#### GIVEN REQUEST
Copy out each line of the data that holds the word "type".

begin

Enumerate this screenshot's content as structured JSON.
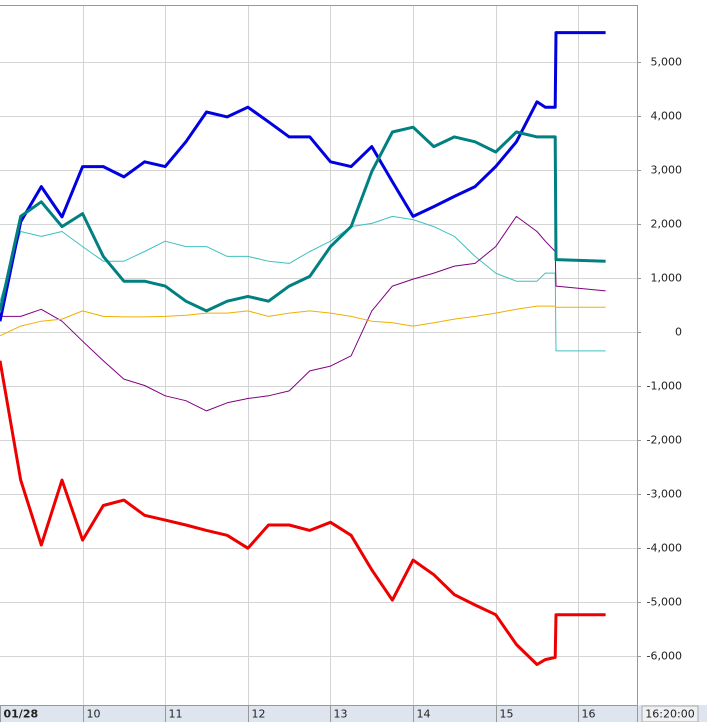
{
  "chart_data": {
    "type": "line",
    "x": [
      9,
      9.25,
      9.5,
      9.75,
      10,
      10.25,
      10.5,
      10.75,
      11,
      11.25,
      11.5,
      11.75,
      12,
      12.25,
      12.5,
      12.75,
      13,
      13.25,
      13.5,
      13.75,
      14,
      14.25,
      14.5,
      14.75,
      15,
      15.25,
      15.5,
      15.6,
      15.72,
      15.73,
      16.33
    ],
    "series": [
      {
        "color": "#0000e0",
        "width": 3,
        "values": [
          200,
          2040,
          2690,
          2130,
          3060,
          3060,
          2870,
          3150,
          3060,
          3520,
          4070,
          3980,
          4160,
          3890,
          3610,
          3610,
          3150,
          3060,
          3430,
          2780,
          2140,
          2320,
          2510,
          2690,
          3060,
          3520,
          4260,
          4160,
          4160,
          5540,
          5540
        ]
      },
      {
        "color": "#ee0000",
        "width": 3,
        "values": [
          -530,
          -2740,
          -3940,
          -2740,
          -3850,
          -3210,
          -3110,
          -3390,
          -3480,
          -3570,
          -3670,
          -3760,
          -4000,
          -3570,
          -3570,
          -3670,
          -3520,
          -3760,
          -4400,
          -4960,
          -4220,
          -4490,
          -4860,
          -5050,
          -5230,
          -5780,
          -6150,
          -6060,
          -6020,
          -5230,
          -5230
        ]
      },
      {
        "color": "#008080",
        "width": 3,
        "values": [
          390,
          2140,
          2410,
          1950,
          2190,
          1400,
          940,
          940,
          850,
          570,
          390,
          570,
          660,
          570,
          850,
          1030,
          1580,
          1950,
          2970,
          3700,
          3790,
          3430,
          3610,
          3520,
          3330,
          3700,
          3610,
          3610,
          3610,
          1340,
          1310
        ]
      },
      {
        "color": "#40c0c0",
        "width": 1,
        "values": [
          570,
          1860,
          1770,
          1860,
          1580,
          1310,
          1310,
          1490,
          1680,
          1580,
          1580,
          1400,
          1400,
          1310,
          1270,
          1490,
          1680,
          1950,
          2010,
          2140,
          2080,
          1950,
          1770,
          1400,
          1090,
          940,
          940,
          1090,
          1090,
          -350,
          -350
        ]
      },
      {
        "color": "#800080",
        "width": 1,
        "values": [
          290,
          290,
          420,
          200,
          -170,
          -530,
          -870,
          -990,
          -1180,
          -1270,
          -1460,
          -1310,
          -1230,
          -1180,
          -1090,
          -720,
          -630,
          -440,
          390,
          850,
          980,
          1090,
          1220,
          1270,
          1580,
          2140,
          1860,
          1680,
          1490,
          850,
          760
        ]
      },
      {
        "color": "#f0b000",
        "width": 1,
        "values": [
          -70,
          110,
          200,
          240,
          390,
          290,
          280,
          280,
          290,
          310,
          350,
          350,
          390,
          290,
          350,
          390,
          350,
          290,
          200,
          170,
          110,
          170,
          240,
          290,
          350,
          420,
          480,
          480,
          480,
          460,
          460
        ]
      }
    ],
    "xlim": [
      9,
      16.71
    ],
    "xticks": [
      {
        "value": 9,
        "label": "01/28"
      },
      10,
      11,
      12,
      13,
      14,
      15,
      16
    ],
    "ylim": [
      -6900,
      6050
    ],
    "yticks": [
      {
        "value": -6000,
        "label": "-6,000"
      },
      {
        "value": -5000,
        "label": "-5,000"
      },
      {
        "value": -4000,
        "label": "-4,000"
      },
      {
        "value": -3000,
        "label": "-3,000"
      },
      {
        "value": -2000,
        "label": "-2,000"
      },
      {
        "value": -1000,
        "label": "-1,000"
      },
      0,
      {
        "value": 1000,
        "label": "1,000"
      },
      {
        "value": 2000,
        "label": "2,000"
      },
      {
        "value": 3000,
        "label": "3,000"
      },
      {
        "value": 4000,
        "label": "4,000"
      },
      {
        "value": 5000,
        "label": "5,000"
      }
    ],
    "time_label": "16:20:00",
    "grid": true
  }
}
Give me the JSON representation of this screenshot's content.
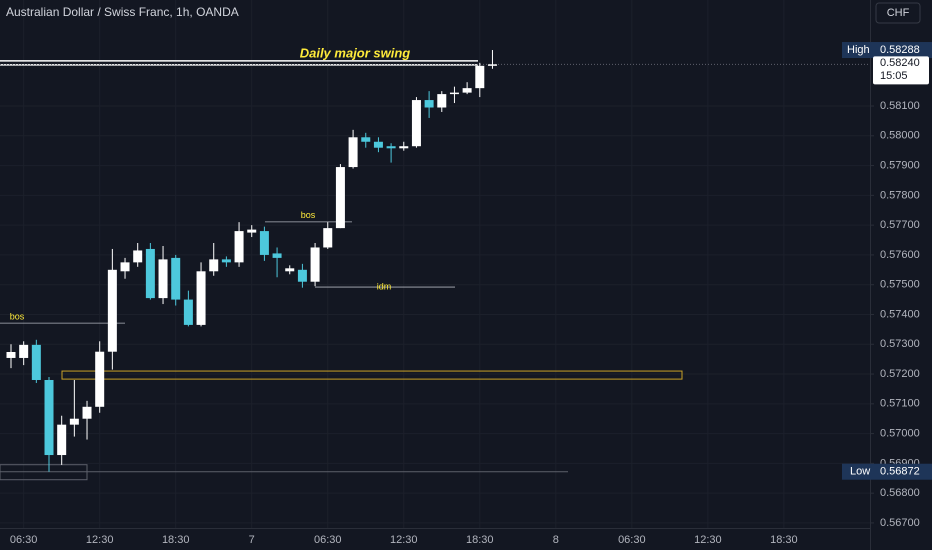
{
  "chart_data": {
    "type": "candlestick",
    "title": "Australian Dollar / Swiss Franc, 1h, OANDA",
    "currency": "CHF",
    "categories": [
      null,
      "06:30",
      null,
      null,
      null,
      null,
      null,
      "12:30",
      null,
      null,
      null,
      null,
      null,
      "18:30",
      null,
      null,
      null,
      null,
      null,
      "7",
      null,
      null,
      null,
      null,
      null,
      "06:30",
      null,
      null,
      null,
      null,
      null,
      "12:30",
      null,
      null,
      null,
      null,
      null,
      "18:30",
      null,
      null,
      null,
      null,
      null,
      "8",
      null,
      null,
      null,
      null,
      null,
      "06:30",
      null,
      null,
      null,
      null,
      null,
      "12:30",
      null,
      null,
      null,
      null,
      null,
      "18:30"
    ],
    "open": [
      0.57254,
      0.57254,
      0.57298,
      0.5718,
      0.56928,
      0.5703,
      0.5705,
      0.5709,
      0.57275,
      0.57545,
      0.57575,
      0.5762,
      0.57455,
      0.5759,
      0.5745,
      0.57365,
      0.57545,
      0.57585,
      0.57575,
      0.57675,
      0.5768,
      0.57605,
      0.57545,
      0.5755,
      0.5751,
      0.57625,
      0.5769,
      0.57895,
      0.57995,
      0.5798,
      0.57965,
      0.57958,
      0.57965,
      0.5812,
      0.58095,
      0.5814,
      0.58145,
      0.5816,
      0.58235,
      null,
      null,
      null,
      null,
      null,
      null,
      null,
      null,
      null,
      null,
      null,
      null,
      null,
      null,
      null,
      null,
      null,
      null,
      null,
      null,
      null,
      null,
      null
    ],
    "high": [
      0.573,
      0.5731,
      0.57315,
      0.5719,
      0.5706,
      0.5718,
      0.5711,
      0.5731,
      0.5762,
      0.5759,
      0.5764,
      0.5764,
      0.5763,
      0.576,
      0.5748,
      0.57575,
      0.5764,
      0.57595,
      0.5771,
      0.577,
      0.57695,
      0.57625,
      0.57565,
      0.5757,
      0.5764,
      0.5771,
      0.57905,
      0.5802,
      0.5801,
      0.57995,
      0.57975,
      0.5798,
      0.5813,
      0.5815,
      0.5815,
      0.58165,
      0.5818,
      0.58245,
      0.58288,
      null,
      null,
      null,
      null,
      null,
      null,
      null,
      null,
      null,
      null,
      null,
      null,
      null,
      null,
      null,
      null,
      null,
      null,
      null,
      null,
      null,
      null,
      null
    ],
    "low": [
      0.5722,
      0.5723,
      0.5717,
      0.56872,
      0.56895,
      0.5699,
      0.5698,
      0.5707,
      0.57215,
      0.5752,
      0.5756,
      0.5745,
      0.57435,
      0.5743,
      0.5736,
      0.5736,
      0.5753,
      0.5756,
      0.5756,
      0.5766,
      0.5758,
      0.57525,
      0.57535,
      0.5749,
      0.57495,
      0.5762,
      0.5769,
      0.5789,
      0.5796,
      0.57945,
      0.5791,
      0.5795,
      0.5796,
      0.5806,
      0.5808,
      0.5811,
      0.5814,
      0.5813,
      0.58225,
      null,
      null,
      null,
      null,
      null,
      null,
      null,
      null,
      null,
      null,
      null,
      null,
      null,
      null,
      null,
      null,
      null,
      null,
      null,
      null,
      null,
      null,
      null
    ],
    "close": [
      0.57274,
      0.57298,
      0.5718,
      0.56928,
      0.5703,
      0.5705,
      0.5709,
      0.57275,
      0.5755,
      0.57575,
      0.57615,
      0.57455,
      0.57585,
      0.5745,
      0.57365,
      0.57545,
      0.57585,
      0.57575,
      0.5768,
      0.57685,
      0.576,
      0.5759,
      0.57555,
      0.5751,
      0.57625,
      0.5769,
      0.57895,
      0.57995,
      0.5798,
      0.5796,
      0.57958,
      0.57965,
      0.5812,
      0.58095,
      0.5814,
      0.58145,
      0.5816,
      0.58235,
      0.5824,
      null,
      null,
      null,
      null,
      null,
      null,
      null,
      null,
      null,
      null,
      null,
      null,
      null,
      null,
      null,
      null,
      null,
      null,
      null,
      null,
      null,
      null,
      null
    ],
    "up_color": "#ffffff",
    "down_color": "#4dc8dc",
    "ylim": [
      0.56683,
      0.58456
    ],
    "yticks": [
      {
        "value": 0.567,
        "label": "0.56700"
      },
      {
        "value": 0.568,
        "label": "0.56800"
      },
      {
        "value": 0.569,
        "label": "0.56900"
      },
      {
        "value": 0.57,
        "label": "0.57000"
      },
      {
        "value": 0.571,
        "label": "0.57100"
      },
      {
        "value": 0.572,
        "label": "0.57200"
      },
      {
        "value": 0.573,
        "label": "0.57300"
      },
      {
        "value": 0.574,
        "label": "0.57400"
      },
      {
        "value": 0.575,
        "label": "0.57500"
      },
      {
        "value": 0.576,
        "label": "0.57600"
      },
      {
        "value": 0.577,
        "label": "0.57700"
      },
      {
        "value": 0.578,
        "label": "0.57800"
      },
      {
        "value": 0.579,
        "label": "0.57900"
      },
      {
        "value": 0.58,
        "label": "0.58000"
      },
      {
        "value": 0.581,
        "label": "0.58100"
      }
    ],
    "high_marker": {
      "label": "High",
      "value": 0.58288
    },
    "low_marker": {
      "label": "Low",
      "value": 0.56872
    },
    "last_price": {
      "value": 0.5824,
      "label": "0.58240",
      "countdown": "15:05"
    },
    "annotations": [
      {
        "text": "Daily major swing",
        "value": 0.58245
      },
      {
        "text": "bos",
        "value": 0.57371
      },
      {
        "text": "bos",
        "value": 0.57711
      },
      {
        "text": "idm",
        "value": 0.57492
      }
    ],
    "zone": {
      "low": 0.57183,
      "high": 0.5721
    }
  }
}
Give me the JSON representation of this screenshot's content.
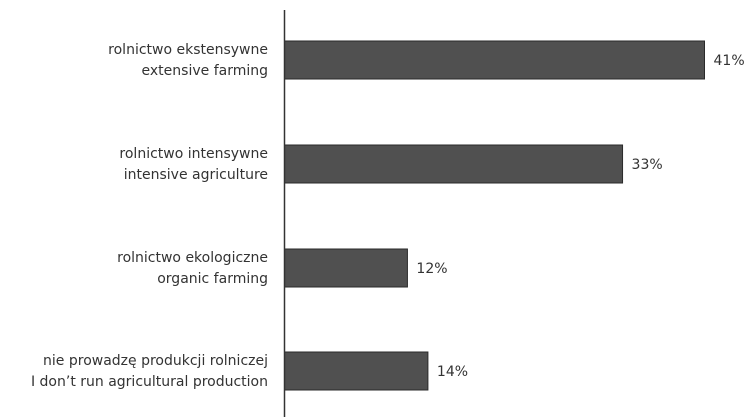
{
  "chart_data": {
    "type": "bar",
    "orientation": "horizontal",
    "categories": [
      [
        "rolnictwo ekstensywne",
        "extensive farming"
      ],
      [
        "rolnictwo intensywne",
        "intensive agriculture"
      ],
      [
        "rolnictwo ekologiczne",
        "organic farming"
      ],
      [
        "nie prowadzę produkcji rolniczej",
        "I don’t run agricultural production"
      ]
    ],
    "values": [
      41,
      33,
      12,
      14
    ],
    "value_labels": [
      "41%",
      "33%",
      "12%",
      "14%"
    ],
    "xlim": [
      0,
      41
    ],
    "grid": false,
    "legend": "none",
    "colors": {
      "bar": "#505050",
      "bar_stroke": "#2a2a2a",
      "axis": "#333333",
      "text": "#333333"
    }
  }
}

end

#### THE COMPLETED TASK
    "type": "line",
    "type": "candlestick",
    "type": "bar",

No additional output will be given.